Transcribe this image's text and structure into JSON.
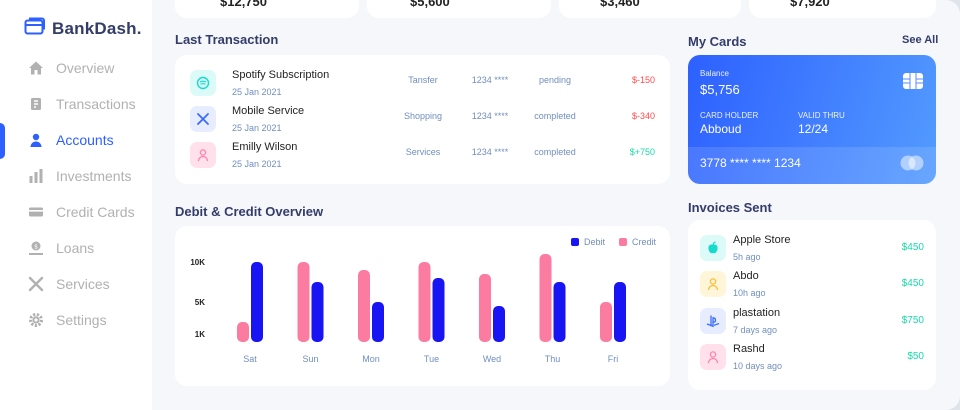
{
  "app": {
    "logo_text": "BankDash."
  },
  "sidebar": {
    "items": [
      {
        "label": "Overview",
        "icon": "home-icon"
      },
      {
        "label": "Transactions",
        "icon": "transfer-icon"
      },
      {
        "label": "Accounts",
        "icon": "user-icon",
        "active": true
      },
      {
        "label": "Investments",
        "icon": "investment-icon"
      },
      {
        "label": "Credit Cards",
        "icon": "credit-card-icon"
      },
      {
        "label": "Loans",
        "icon": "loan-icon"
      },
      {
        "label": "Services",
        "icon": "services-icon"
      },
      {
        "label": "Settings",
        "icon": "gear-icon"
      }
    ]
  },
  "top_cards": [
    {
      "value": "$12,750"
    },
    {
      "value": "$5,600"
    },
    {
      "value": "$3,460"
    },
    {
      "value": "$7,920"
    }
  ],
  "last_transaction": {
    "title": "Last Transaction",
    "rows": [
      {
        "name": "Spotify Subscription",
        "date": "25 Jan 2021",
        "type": "Tansfer",
        "card": "1234 ****",
        "status": "pending",
        "amount": "$-150",
        "positive": false
      },
      {
        "name": "Mobile Service",
        "date": "25 Jan 2021",
        "type": "Shopping",
        "card": "1234 ****",
        "status": "completed",
        "amount": "$-340",
        "positive": false
      },
      {
        "name": "Emilly Wilson",
        "date": "25 Jan 2021",
        "type": "Services",
        "card": "1234 ****",
        "status": "completed",
        "amount": "$+750",
        "positive": true
      }
    ]
  },
  "my_cards": {
    "title": "My Cards",
    "see_all": "See All",
    "card": {
      "balance_label": "Balance",
      "balance": "$5,756",
      "holder_label": "CARD HOLDER",
      "holder": "Abboud",
      "valid_label": "VALID THRU",
      "valid": "12/24",
      "number": "3778 **** **** 1234"
    }
  },
  "overview": {
    "title": "Debit & Credit Overview",
    "legend_debit": "Debit",
    "legend_credit": "Credit"
  },
  "chart_data": {
    "type": "bar",
    "categories": [
      "Sat",
      "Sun",
      "Mon",
      "Tue",
      "Wed",
      "Thu",
      "Fri"
    ],
    "series": [
      {
        "name": "Debit",
        "color": "#1814f3",
        "values": [
          10,
          7.5,
          5,
          8,
          4.5,
          7.5,
          7.5
        ]
      },
      {
        "name": "Credit",
        "color": "#fc7ba0",
        "values": [
          2.5,
          10,
          9,
          10,
          8.5,
          11,
          5
        ]
      }
    ],
    "yticks": [
      "10K",
      "5K",
      "1K"
    ],
    "ylim": [
      0,
      12
    ]
  },
  "invoices": {
    "title": "Invoices Sent",
    "rows": [
      {
        "name": "Apple Store",
        "time": "5h ago",
        "amount": "$450",
        "icon": "apple-icon",
        "bg": "#dcfaf8",
        "fg": "#16dbcc"
      },
      {
        "name": "Abdo",
        "time": "10h ago",
        "amount": "$450",
        "icon": "user-icon",
        "bg": "#fff5d9",
        "fg": "#ffbb38"
      },
      {
        "name": "plastation",
        "time": "7 days ago",
        "amount": "$750",
        "icon": "playstation-icon",
        "bg": "#e7edff",
        "fg": "#396aff"
      },
      {
        "name": "Rashd",
        "time": "10 days ago",
        "amount": "$50",
        "icon": "user-icon",
        "bg": "#ffe0eb",
        "fg": "#ff82ac"
      }
    ]
  }
}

--- --- ---

Write out the listing above again, exactly, but with no pictures in the copy.

Transcribe this image's text and structure into JSON.
{
  "app": {
    "logo_text": "BankDash."
  },
  "sidebar": {
    "items": [
      {
        "label": "Overview",
        "icon": "home-icon"
      },
      {
        "label": "Transactions",
        "icon": "transfer-icon"
      },
      {
        "label": "Accounts",
        "icon": "user-icon",
        "active": true
      },
      {
        "label": "Investments",
        "icon": "investment-icon"
      },
      {
        "label": "Credit Cards",
        "icon": "credit-card-icon"
      },
      {
        "label": "Loans",
        "icon": "loan-icon"
      },
      {
        "label": "Services",
        "icon": "services-icon"
      },
      {
        "label": "Settings",
        "icon": "gear-icon"
      }
    ]
  },
  "top_cards": [
    {
      "value": "$12,750"
    },
    {
      "value": "$5,600"
    },
    {
      "value": "$3,460"
    },
    {
      "value": "$7,920"
    }
  ],
  "last_transaction": {
    "title": "Last Transaction",
    "rows": [
      {
        "name": "Spotify Subscription",
        "date": "25 Jan 2021",
        "type": "Tansfer",
        "card": "1234 ****",
        "status": "pending",
        "amount": "$-150",
        "positive": false
      },
      {
        "name": "Mobile Service",
        "date": "25 Jan 2021",
        "type": "Shopping",
        "card": "1234 ****",
        "status": "completed",
        "amount": "$-340",
        "positive": false
      },
      {
        "name": "Emilly Wilson",
        "date": "25 Jan 2021",
        "type": "Services",
        "card": "1234 ****",
        "status": "completed",
        "amount": "$+750",
        "positive": true
      }
    ]
  },
  "my_cards": {
    "title": "My Cards",
    "see_all": "See All",
    "card": {
      "balance_label": "Balance",
      "balance": "$5,756",
      "holder_label": "CARD HOLDER",
      "holder": "Abboud",
      "valid_label": "VALID THRU",
      "valid": "12/24",
      "number": "3778 **** **** 1234"
    }
  },
  "overview": {
    "title": "Debit & Credit Overview",
    "legend_debit": "Debit",
    "legend_credit": "Credit"
  },
  "chart_data": {
    "type": "bar",
    "categories": [
      "Sat",
      "Sun",
      "Mon",
      "Tue",
      "Wed",
      "Thu",
      "Fri"
    ],
    "series": [
      {
        "name": "Debit",
        "color": "#1814f3",
        "values": [
          10,
          7.5,
          5,
          8,
          4.5,
          7.5,
          7.5
        ]
      },
      {
        "name": "Credit",
        "color": "#fc7ba0",
        "values": [
          2.5,
          10,
          9,
          10,
          8.5,
          11,
          5
        ]
      }
    ],
    "yticks": [
      "10K",
      "5K",
      "1K"
    ],
    "ylim": [
      0,
      12
    ]
  },
  "invoices": {
    "title": "Invoices Sent",
    "rows": [
      {
        "name": "Apple Store",
        "time": "5h ago",
        "amount": "$450",
        "icon": "apple-icon",
        "bg": "#dcfaf8",
        "fg": "#16dbcc"
      },
      {
        "name": "Abdo",
        "time": "10h ago",
        "amount": "$450",
        "icon": "user-icon",
        "bg": "#fff5d9",
        "fg": "#ffbb38"
      },
      {
        "name": "plastation",
        "time": "7 days ago",
        "amount": "$750",
        "icon": "playstation-icon",
        "bg": "#e7edff",
        "fg": "#396aff"
      },
      {
        "name": "Rashd",
        "time": "10 days ago",
        "amount": "$50",
        "icon": "user-icon",
        "bg": "#ffe0eb",
        "fg": "#ff82ac"
      }
    ]
  }
}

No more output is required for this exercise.